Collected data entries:

+---+

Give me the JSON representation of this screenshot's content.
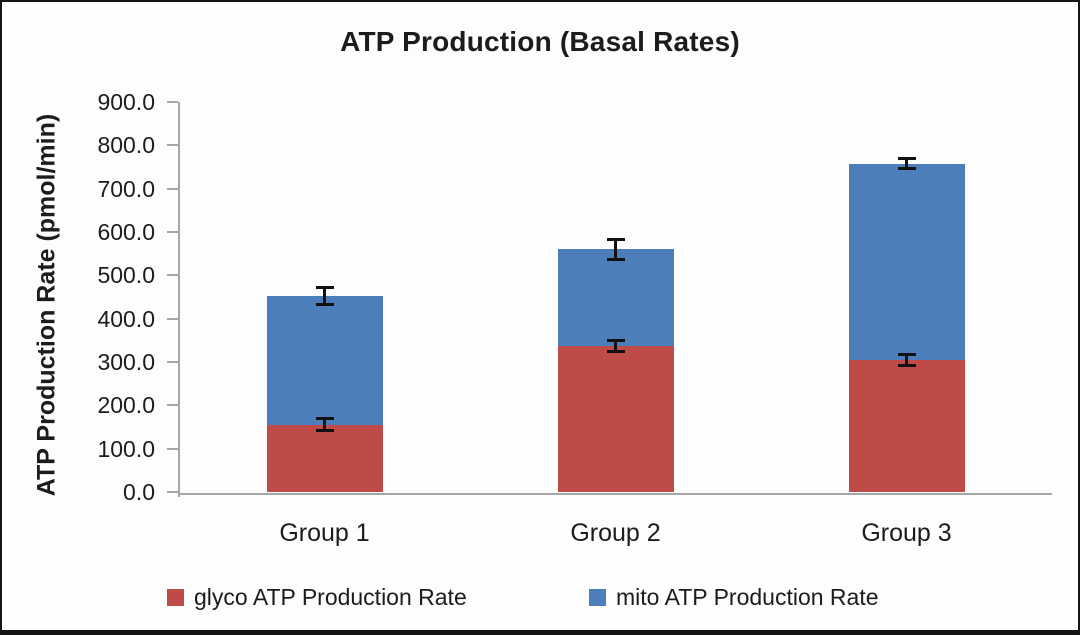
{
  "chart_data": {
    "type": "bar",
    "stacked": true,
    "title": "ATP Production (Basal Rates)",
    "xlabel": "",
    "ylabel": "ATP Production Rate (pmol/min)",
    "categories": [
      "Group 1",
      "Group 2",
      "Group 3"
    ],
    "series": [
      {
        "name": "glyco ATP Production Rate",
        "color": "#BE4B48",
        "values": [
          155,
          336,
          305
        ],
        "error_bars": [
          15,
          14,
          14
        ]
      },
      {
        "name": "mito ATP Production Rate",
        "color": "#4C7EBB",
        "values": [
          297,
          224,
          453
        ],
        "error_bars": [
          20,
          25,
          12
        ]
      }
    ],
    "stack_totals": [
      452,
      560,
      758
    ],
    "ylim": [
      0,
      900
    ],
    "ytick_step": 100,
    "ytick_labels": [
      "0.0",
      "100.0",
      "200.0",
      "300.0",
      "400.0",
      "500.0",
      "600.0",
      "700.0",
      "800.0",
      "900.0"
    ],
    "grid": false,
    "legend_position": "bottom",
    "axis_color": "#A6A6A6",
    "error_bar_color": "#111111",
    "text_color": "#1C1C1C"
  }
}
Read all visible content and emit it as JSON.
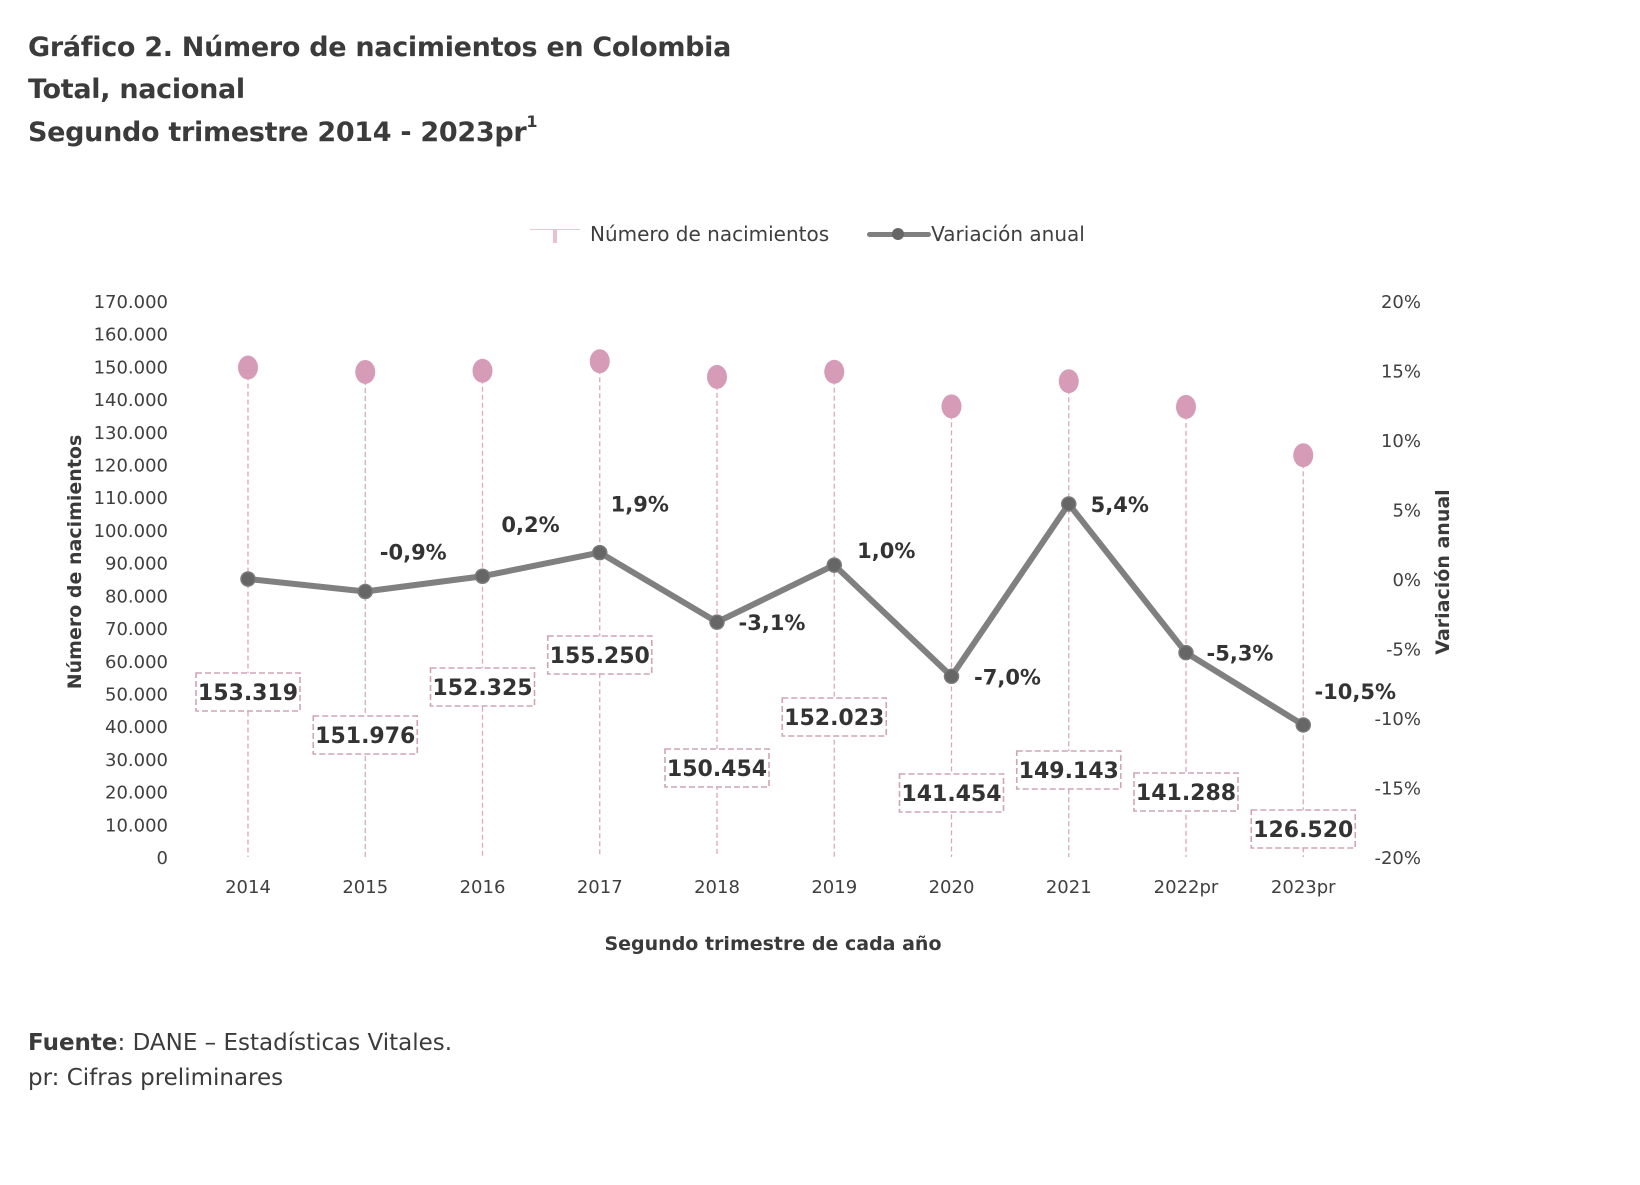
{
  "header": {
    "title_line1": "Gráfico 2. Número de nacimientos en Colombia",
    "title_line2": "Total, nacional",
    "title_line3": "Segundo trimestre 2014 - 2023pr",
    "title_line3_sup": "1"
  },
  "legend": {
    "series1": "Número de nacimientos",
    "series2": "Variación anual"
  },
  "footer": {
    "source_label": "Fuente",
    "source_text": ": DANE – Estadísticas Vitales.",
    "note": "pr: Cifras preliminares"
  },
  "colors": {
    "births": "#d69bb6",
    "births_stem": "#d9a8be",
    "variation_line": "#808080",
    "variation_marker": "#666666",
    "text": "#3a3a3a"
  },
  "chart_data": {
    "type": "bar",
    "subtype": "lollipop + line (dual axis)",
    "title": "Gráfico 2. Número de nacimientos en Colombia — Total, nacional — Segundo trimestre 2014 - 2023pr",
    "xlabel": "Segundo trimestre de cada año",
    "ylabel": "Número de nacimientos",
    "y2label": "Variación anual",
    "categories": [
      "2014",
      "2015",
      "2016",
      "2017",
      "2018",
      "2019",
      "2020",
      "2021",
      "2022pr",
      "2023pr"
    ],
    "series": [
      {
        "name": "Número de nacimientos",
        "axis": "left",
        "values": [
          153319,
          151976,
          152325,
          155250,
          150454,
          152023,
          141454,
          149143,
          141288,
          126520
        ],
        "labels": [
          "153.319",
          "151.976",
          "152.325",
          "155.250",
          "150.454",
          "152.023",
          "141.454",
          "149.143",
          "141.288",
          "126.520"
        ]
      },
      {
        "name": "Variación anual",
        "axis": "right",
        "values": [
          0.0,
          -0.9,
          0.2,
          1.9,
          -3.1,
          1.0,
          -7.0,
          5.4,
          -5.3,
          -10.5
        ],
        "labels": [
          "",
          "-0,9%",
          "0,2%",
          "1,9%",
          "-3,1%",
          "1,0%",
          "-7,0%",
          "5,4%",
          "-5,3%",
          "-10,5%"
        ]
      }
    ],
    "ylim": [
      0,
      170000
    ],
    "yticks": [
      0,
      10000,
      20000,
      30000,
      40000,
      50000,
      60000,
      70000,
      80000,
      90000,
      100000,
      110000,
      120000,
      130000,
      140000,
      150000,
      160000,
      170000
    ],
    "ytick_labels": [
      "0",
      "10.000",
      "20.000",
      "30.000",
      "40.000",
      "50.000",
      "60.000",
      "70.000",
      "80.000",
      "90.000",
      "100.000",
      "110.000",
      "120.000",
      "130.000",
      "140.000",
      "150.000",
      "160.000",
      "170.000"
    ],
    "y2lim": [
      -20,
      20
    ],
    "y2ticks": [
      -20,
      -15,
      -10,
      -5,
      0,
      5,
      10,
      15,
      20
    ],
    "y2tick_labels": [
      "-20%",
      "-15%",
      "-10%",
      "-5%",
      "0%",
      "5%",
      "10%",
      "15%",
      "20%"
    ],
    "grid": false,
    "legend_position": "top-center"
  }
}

+---+

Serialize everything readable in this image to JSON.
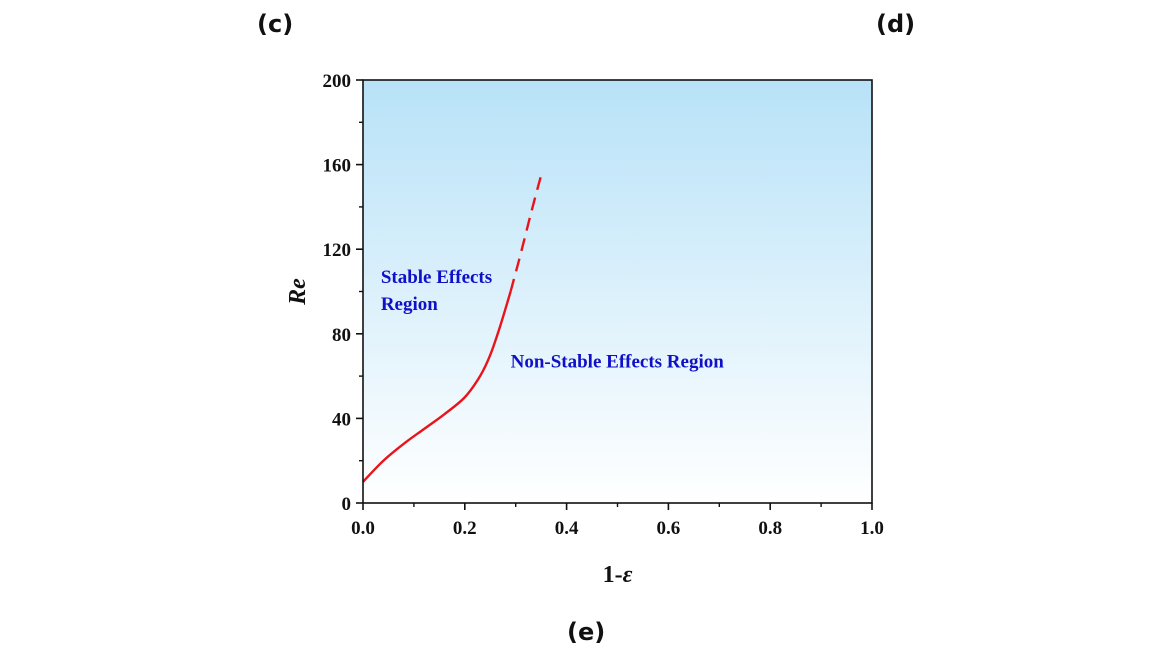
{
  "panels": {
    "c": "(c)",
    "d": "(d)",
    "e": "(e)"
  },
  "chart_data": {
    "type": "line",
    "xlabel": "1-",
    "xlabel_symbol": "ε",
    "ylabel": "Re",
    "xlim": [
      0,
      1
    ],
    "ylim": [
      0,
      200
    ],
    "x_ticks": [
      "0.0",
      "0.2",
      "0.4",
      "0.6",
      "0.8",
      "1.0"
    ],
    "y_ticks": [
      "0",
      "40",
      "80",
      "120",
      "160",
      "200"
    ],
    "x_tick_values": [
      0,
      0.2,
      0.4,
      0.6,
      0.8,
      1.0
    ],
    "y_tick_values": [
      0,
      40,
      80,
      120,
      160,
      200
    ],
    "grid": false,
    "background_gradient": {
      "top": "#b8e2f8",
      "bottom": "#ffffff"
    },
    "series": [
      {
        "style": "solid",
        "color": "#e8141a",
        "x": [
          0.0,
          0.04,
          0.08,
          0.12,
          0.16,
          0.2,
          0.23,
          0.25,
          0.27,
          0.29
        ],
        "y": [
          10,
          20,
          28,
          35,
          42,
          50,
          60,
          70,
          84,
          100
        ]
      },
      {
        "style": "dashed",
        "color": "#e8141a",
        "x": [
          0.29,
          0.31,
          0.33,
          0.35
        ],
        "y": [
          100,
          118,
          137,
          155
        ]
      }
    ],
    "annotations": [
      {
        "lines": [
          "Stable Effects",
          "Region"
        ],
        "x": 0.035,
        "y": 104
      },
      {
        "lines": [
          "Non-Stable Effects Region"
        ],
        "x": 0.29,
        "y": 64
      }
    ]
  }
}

+---+

WORK TO DO:
State the number of lines in this listing that contain the string "Número", and add nothing else.

ANSWER TO THIS TASK:
5